Job — Give only the number of lines in the data that contain the word "this".

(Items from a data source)
::::::::

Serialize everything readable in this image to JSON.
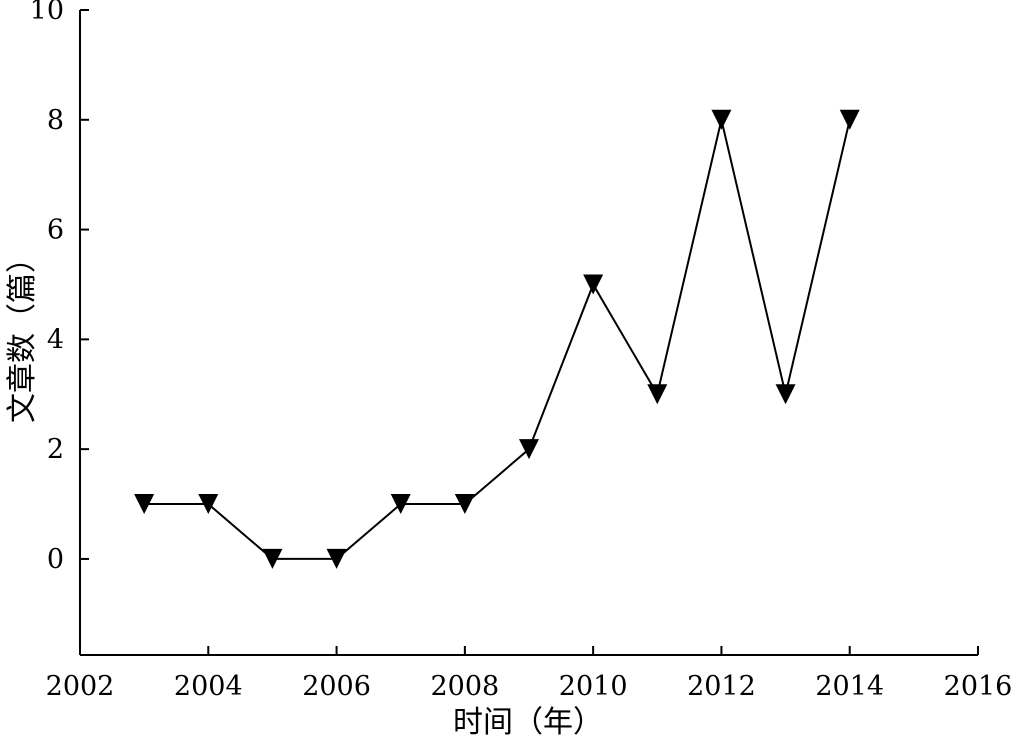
{
  "chart_data": {
    "type": "line",
    "title": "",
    "xlabel": "时间（年）",
    "ylabel": "文章数（篇）",
    "xlim": [
      2002,
      2016
    ],
    "ylim": [
      -1.75,
      10
    ],
    "x_ticks": [
      2002,
      2004,
      2006,
      2008,
      2010,
      2012,
      2014,
      2016
    ],
    "y_ticks": [
      0,
      2,
      4,
      6,
      8,
      10
    ],
    "grid": false,
    "legend": "none",
    "series": [
      {
        "marker": "triangle-down",
        "color": "#000000",
        "x": [
          2003,
          2004,
          2005,
          2006,
          2007,
          2008,
          2009,
          2010,
          2011,
          2012,
          2013,
          2014
        ],
        "y": [
          1,
          1,
          0,
          0,
          1,
          1,
          2,
          5,
          3,
          8,
          3,
          8
        ]
      }
    ]
  }
}
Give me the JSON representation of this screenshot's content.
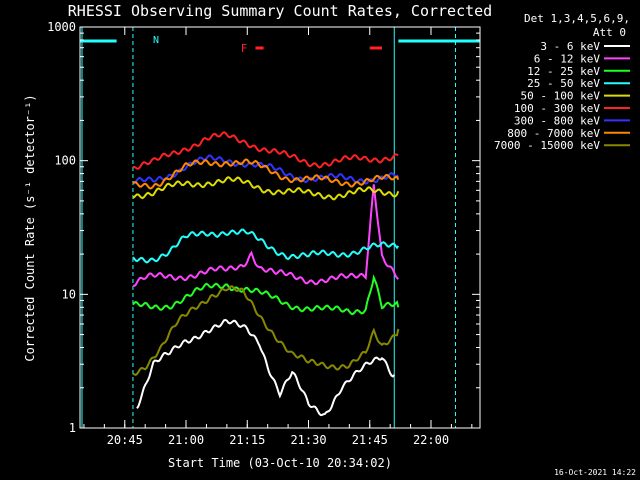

::::::::

Worked answer — 2